**GIVEN INFORMATION:**
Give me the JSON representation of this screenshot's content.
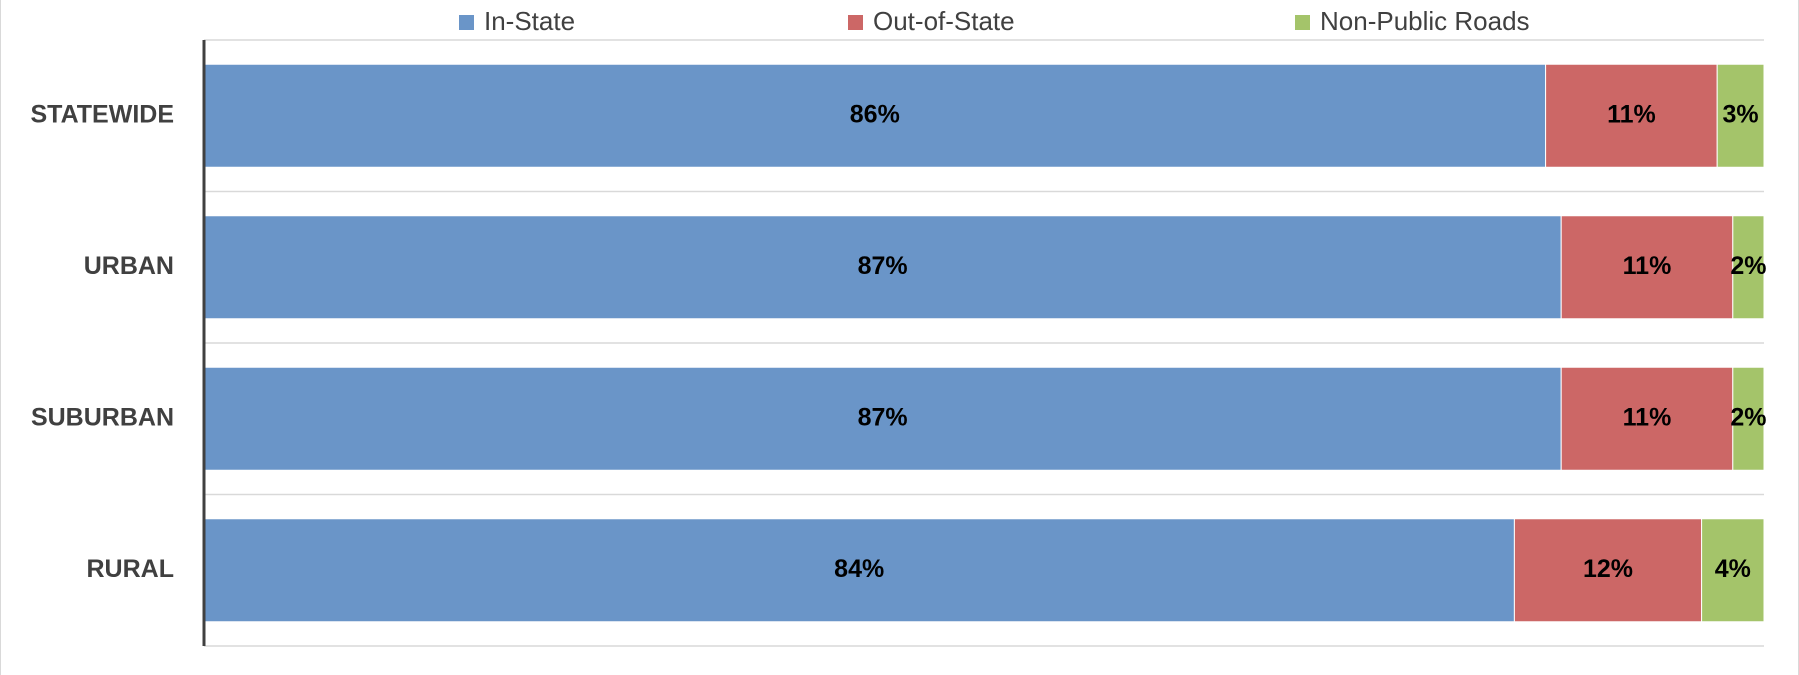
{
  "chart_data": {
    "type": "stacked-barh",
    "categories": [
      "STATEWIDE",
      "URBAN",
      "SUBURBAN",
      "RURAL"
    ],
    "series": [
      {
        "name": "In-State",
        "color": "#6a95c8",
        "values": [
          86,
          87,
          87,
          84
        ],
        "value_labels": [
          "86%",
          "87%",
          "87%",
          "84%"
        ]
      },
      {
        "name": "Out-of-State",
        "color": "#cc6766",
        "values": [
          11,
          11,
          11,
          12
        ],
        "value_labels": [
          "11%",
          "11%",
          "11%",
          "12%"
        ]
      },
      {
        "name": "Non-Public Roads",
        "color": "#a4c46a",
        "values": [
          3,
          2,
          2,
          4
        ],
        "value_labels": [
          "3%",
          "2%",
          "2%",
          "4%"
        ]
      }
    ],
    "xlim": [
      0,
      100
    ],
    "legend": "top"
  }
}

**WHAT YOU WILL DO:** Can you restate all the records above word for word while dropping the pictures?

**WRITTEN RESPONSE:**
Give me the JSON representation of this screenshot's content.
{
  "chart_data": {
    "type": "stacked-barh",
    "categories": [
      "STATEWIDE",
      "URBAN",
      "SUBURBAN",
      "RURAL"
    ],
    "series": [
      {
        "name": "In-State",
        "color": "#6a95c8",
        "values": [
          86,
          87,
          87,
          84
        ],
        "value_labels": [
          "86%",
          "87%",
          "87%",
          "84%"
        ]
      },
      {
        "name": "Out-of-State",
        "color": "#cc6766",
        "values": [
          11,
          11,
          11,
          12
        ],
        "value_labels": [
          "11%",
          "11%",
          "11%",
          "12%"
        ]
      },
      {
        "name": "Non-Public Roads",
        "color": "#a4c46a",
        "values": [
          3,
          2,
          2,
          4
        ],
        "value_labels": [
          "3%",
          "2%",
          "2%",
          "4%"
        ]
      }
    ],
    "xlim": [
      0,
      100
    ],
    "legend": "top"
  }
}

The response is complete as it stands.